### [EXERCISE AIM]
Format the data lines from the one containing "metric-period-current: Last 6 months xyxy=(310,139,358,148)" through the one containing "series-line-2[interactable] xyxy=(60,268,768,367)" as a JSON list of strings, one string per line and no blank lines.

### [ENTRIES]
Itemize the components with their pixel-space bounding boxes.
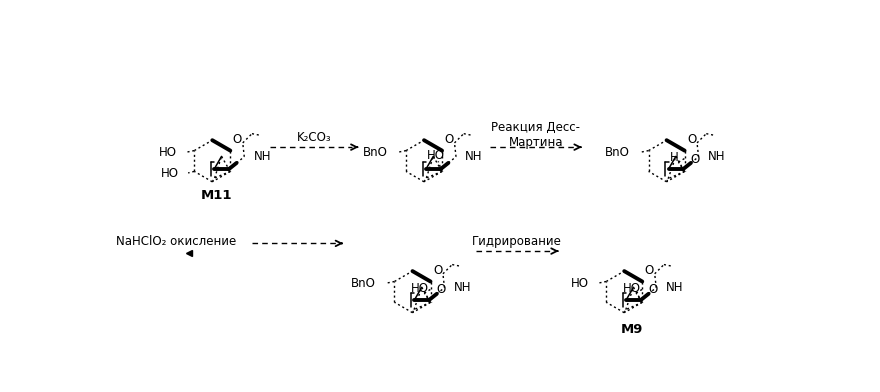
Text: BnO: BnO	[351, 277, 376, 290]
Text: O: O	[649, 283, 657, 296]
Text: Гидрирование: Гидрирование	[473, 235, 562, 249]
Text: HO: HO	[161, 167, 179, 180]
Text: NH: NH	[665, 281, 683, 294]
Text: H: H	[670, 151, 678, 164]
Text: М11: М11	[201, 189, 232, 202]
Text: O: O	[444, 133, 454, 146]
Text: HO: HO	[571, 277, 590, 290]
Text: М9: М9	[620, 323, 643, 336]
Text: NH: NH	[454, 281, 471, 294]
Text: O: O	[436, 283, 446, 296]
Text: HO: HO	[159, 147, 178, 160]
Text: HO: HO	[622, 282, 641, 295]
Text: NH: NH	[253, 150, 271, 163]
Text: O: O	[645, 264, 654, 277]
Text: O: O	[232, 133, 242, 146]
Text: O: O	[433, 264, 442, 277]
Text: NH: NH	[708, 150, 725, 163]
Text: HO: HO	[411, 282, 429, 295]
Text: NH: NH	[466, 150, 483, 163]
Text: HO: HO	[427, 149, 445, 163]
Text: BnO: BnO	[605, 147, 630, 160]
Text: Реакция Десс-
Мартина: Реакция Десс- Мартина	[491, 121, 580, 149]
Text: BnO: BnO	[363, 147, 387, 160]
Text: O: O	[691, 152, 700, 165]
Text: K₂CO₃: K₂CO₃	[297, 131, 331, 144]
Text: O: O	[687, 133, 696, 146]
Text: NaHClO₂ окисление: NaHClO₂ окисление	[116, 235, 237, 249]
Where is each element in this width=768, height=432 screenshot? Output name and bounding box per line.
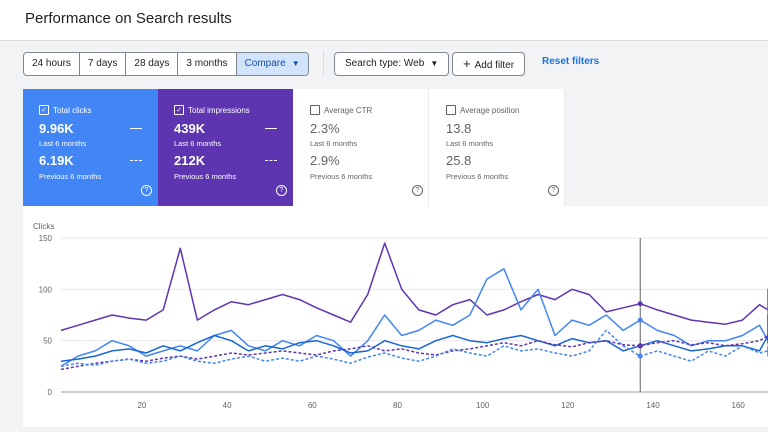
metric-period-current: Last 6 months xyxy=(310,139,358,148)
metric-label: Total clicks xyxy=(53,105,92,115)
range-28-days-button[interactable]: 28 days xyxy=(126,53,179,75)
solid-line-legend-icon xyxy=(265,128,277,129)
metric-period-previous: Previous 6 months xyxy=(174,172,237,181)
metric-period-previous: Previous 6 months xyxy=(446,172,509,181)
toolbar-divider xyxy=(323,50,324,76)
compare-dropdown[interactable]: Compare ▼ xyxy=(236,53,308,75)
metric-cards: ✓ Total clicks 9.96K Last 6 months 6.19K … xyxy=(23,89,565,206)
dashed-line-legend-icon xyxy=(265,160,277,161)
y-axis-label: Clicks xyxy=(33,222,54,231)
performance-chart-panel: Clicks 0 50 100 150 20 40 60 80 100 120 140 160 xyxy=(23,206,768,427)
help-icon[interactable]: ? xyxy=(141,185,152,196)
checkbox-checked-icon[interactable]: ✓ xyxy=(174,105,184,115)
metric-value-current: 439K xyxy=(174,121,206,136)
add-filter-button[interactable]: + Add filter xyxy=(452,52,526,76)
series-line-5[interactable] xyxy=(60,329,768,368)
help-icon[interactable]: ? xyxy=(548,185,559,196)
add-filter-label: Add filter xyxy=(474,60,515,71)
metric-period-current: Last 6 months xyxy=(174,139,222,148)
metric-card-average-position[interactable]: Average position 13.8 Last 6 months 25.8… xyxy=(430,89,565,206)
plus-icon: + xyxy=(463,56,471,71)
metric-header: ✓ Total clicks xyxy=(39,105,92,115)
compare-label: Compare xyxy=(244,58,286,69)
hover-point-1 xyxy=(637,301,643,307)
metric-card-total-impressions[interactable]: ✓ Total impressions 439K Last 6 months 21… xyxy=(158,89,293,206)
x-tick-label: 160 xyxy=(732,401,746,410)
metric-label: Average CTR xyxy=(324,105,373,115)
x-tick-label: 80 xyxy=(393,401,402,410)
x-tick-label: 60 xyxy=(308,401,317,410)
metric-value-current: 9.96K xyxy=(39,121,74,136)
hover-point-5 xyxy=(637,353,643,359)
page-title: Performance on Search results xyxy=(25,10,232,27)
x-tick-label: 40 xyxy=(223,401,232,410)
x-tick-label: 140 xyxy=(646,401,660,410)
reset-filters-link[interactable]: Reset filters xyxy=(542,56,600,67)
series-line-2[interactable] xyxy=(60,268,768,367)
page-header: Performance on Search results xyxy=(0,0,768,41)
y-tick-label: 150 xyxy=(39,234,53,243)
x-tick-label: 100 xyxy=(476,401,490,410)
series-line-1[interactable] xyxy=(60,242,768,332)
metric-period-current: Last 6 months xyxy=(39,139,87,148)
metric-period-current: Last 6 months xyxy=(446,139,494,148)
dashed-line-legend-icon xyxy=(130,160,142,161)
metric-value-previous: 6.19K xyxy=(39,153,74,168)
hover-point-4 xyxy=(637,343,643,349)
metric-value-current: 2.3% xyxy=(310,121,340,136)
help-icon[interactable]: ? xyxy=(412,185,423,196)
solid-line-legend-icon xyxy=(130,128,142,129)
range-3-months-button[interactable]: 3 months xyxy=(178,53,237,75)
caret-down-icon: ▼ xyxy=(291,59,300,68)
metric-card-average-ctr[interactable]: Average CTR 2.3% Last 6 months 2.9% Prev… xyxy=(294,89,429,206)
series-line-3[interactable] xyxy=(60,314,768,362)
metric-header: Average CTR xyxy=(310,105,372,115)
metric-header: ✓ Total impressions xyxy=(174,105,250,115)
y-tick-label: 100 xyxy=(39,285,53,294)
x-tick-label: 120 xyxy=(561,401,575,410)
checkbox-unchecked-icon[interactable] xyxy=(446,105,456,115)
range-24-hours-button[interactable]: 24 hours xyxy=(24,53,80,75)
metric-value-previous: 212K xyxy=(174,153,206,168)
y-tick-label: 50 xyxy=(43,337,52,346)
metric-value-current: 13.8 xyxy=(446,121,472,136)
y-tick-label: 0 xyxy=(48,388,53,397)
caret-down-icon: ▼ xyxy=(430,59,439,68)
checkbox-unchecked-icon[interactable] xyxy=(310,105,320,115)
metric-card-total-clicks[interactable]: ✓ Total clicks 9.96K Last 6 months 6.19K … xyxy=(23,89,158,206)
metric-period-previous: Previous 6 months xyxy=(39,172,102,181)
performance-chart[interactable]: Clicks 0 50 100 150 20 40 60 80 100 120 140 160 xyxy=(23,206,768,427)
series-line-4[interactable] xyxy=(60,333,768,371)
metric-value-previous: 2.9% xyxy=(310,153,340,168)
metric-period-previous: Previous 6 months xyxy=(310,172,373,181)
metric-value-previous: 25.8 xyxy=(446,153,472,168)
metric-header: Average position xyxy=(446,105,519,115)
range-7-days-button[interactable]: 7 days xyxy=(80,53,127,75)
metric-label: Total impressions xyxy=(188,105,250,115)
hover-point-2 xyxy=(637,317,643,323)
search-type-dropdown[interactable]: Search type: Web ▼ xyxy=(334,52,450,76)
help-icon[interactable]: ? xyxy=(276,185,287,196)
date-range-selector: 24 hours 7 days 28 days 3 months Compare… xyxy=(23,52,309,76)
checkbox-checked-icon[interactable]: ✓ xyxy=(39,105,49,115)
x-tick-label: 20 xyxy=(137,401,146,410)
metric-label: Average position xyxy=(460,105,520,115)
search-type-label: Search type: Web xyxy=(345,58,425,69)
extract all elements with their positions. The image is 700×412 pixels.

* * *

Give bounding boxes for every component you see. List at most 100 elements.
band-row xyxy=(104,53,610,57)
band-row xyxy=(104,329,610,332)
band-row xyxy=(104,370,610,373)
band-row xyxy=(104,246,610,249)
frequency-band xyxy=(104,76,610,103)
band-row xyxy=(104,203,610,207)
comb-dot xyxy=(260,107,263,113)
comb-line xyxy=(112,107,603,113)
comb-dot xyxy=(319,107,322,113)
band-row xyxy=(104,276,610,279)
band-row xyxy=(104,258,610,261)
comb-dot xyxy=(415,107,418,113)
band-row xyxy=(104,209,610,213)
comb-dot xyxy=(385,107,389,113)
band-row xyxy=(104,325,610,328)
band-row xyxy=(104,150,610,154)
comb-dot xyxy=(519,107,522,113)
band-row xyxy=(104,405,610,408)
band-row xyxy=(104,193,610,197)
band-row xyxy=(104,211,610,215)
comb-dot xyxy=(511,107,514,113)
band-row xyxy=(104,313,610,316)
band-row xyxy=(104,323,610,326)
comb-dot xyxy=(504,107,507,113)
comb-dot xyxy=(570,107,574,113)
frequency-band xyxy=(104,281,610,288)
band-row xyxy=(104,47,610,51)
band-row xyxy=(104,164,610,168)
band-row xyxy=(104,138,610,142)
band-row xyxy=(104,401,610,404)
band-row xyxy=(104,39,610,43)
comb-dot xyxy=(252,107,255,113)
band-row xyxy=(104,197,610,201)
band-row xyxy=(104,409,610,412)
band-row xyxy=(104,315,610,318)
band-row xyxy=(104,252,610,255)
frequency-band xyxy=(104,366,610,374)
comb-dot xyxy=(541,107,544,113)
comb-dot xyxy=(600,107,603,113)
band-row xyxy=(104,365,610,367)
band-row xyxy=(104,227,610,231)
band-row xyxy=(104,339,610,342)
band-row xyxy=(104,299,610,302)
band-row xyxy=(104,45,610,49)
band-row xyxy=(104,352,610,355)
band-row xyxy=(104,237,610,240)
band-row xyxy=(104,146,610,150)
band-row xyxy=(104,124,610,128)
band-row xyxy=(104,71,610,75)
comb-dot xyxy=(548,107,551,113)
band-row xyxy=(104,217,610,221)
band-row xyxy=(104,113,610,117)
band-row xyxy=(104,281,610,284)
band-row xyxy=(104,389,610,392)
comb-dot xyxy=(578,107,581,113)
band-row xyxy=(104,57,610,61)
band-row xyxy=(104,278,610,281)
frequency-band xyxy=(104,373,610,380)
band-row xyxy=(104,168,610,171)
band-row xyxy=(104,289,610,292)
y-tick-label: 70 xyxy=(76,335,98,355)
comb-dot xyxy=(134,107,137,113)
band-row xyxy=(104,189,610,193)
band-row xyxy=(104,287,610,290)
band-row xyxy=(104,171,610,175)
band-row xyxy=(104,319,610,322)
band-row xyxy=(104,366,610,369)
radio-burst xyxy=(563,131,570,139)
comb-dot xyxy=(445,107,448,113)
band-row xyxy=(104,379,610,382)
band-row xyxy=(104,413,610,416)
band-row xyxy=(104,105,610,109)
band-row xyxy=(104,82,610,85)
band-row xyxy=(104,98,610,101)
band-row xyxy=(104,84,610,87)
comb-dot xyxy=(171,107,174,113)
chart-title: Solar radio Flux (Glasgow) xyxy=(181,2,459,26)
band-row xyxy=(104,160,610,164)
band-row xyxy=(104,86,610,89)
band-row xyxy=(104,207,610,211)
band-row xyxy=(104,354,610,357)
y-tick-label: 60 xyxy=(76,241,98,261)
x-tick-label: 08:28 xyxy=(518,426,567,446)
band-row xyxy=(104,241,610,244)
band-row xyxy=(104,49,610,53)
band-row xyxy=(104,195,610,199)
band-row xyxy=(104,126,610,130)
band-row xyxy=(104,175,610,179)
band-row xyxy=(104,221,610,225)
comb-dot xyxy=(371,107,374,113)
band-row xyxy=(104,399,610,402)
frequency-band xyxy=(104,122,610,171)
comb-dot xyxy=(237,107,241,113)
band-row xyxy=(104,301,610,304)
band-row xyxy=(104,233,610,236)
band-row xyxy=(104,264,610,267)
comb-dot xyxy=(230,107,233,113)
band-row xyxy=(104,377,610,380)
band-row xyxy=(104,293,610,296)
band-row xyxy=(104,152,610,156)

### [FINAL ANSWER]
[
  "metric-period-current: Last 6 months xyxy=(310,139,358,148)",
  "metric-label: Total clicks xyxy=(53,105,92,115)",
  "range-28-days-button[interactable]: 28 days xyxy=(126,53,179,75)",
  "solid-line-legend-icon xyxy=(265,128,277,129)",
  "metric-period-previous: Previous 6 months xyxy=(174,172,237,181)",
  "metric-period-previous: Previous 6 months xyxy=(446,172,509,181)",
  "toolbar-divider xyxy=(323,50,324,76)",
  "compare-dropdown[interactable]: Compare ▼ xyxy=(236,53,308,75)",
  "metric-cards: ✓ Total clicks 9.96K Last 6 months 6.19K … xyxy=(23,89,565,206)",
  "dashed-line-legend-icon xyxy=(265,160,277,161)",
  "y-axis-label: Clicks xyxy=(33,222,54,231)",
  "performance-chart-panel: Clicks 0 50 100 150 20 40 60 80 100 120 140 160 xyxy=(23,206,768,427)",
  "help-icon[interactable]: ? xyxy=(141,185,152,196)",
  "checkbox-checked-icon[interactable]: ✓ xyxy=(174,105,184,115)",
  "metric-value-current: 439K xyxy=(174,121,206,136)",
  "add-filter-button[interactable]: + Add filter xyxy=(452,52,526,76)",
  "series-line-5[interactable] xyxy=(60,329,768,368)",
  "help-icon[interactable]: ? xyxy=(548,185,559,196)",
  "add-filter-label: Add filter xyxy=(474,60,515,71)",
  "metric-period-current: Last 6 months xyxy=(174,139,222,148)",
  "metric-card-average-position[interactable]: Average position 13.8 Last 6 months 25.8… xyxy=(430,89,565,206)",
  "plus-icon: + xyxy=(463,56,471,71)",
  "metric-header: ✓ Total clicks xyxy=(39,105,92,115)",
  "compare-label: Compare xyxy=(244,58,286,69)",
  "hover-point-1 xyxy=(637,301,643,307)",
  "metric-card-total-impressions[interactable]: ✓ Total impressions 439K Last 6 months 21… xyxy=(158,89,293,206)",
  "x-tick-label: 160 xyxy=(732,401,746,410)",
  "metric-label: Average CTR xyxy=(324,105,373,115)",
  "x-tick-label: 80 xyxy=(393,401,402,410)",
  "x-tick-label: 60 xyxy=(308,401,317,410)",
  "metric-value-current: 9.96K xyxy=(39,121,74,136)",
  "hover-point-5 xyxy=(637,353,643,359)",
  "page-title: Performance on Search results xyxy=(25,10,232,27)",
  "x-tick-label: 40 xyxy=(223,401,232,410)",
  "x-tick-label: 140 xyxy=(646,401,660,410)",
  "reset-filters-link[interactable]: Reset filters xyxy=(542,56,600,67)",
  "series-line-2[interactable] xyxy=(60,268,768,367)"
]